Directions: Print all records exactly, leaving nothing out.

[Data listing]
——————————

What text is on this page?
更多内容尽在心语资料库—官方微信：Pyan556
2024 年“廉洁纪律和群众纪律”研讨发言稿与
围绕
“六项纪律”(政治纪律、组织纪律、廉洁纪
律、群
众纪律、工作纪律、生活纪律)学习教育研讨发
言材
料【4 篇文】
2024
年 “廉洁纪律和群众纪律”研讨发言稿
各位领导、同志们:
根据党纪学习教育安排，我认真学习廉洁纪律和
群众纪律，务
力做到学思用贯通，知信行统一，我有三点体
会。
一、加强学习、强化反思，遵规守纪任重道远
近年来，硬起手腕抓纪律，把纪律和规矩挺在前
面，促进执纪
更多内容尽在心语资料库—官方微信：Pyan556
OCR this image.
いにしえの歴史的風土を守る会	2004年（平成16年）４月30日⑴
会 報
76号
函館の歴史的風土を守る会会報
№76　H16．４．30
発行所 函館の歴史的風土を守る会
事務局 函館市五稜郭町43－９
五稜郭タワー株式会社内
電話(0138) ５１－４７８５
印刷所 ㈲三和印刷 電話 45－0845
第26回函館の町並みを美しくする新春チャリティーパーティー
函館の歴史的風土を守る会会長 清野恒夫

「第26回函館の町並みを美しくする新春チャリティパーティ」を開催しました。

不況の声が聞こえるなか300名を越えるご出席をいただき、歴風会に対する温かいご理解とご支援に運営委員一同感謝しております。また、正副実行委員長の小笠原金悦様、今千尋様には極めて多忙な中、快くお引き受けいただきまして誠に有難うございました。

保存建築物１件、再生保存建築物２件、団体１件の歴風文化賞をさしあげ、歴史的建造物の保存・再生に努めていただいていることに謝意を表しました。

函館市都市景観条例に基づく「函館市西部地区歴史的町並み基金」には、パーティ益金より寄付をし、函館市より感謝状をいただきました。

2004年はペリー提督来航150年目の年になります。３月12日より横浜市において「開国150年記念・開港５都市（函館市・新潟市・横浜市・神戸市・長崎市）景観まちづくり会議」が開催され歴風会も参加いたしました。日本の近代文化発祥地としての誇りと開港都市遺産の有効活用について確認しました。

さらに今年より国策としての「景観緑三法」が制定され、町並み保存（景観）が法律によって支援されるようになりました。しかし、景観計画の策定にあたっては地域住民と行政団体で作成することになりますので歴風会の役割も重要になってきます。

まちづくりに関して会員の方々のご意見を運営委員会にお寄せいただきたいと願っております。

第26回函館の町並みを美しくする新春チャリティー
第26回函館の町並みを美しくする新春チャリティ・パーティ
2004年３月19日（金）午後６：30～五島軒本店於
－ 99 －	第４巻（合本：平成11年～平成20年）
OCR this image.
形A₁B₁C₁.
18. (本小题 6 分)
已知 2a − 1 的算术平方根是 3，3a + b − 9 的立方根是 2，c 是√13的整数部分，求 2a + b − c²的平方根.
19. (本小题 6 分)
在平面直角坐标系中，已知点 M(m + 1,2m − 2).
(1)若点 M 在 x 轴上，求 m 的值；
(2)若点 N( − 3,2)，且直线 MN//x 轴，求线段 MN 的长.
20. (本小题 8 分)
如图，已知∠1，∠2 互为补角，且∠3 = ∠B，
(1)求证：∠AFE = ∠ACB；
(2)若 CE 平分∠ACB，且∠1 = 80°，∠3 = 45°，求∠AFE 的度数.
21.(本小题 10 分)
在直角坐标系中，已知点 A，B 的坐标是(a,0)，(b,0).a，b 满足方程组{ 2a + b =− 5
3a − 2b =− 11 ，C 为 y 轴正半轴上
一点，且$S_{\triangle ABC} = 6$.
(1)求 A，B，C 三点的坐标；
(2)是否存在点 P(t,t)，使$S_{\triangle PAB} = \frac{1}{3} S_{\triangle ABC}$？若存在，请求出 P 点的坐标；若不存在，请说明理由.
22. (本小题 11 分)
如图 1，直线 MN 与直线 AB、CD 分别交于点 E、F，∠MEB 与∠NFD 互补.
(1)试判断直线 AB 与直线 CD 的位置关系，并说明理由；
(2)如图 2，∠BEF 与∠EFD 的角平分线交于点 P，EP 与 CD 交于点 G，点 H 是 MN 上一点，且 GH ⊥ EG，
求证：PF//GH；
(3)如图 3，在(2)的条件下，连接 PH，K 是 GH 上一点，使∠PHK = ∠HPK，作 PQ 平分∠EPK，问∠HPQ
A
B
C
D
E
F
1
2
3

——————————

Problem solution:
What text is on this page?
更多内容尽在心语资料库—官方微信：Pyan556
2024 年“廉洁纪律和群众纪律”研讨发言稿与
围绕
“六项纪律”(政治纪律、组织纪律、廉洁纪
律、群
众纪律、工作纪律、生活纪律)学习教育研讨发
言材
料【4 篇文】
2024
年 “廉洁纪律和群众纪律”研讨发言稿
各位领导、同志们:
根据党纪学习教育安排，我认真学习廉洁纪律和
群众纪律，务
力做到学思用贯通，知信行统一，我有三点体
会。
一、加强学习、强化反思，遵规守纪任重道远
近年来，硬起手腕抓纪律，把纪律和规矩挺在前
面，促进执纪
更多内容尽在心语资料库—官方微信：Pyan556
OCR this image.
いにしえの歴史的風土を守る会	2004年（平成16年）４月30日⑴
会 報
76号
函館の歴史的風土を守る会会報
№76　H16．４．30
発行所 函館の歴史的風土を守る会
事務局 函館市五稜郭町43－９
五稜郭タワー株式会社内
電話(0138) ５１－４７８５
印刷所 ㈲三和印刷 電話 45－0845
第26回函館の町並みを美しくする新春チャリティーパーティー
函館の歴史的風土を守る会会長 清野恒夫

「第26回函館の町並みを美しくする新春チャリティパーティ」を開催しました。

不況の声が聞こえるなか300名を越えるご出席をいただき、歴風会に対する温かいご理解とご支援に運営委員一同感謝しております。また、正副実行委員長の小笠原金悦様、今千尋様には極めて多忙な中、快くお引き受けいただきまして誠に有難うございました。

保存建築物１件、再生保存建築物２件、団体１件の歴風文化賞をさしあげ、歴史的建造物の保存・再生に努めていただいていることに謝意を表しました。

函館市都市景観条例に基づく「函館市西部地区歴史的町並み基金」には、パーティ益金より寄付をし、函館市より感謝状をいただきました。

2004年はペリー提督来航150年目の年になります。３月12日より横浜市において「開国150年記念・開港５都市（函館市・新潟市・横浜市・神戸市・長崎市）景観まちづくり会議」が開催され歴風会も参加いたしました。日本の近代文化発祥地としての誇りと開港都市遺産の有効活用について確認しました。

さらに今年より国策としての「景観緑三法」が制定され、町並み保存（景観）が法律によって支援されるようになりました。しかし、景観計画の策定にあたっては地域住民と行政団体で作成することになりますので歴風会の役割も重要になってきます。

まちづくりに関して会員の方々のご意見を運営委員会にお寄せいただきたいと願っております。

第26回函館の町並みを美しくする新春チャリティー
第26回函館の町並みを美しくする新春チャリティ・パーティ
2004年３月19日（金）午後６：30～五島軒本店於
－ 99 －	第４巻（合本：平成11年～平成20年）
OCR this image.
形A₁B₁C₁.
18. (本小题 6 分)
已知 2a − 1 的算术平方根是 3，3a + b − 9 的立方根是 2，c 是√13的整数部分，求 2a + b − c²的平方根.
19. (本小题 6 分)
在平面直角坐标系中，已知点 M(m + 1,2m − 2).
(1)若点 M 在 x 轴上，求 m 的值；
(2)若点 N( − 3,2)，且直线 MN//x 轴，求线段 MN 的长.
20. (本小题 8 分)
如图，已知∠1，∠2 互为补角，且∠3 = ∠B，
(1)求证：∠AFE = ∠ACB；
(2)若 CE 平分∠ACB，且∠1 = 80°，∠3 = 45°，求∠AFE 的度数.
21.(本小题 10 分)
在直角坐标系中，已知点 A，B 的坐标是(a,0)，(b,0).a，b 满足方程组{ 2a + b =− 5
3a − 2b =− 11 ，C 为 y 轴正半轴上
一点，且$S_{\triangle ABC} = 6$.
(1)求 A，B，C 三点的坐标；
(2)是否存在点 P(t,t)，使$S_{\triangle PAB} = \frac{1}{3} S_{\triangle ABC}$？若存在，请求出 P 点的坐标；若不存在，请说明理由.
22. (本小题 11 分)
如图 1，直线 MN 与直线 AB、CD 分别交于点 E、F，∠MEB 与∠NFD 互补.
(1)试判断直线 AB 与直线 CD 的位置关系，并说明理由；
(2)如图 2，∠BEF 与∠EFD 的角平分线交于点 P，EP 与 CD 交于点 G，点 H 是 MN 上一点，且 GH ⊥ EG，
求证：PF//GH；
(3)如图 3，在(2)的条件下，连接 PH，K 是 GH 上一点，使∠PHK = ∠HPK，作 PQ 平分∠EPK，问∠HPQ
A
B
C
D
E
F
1
2
3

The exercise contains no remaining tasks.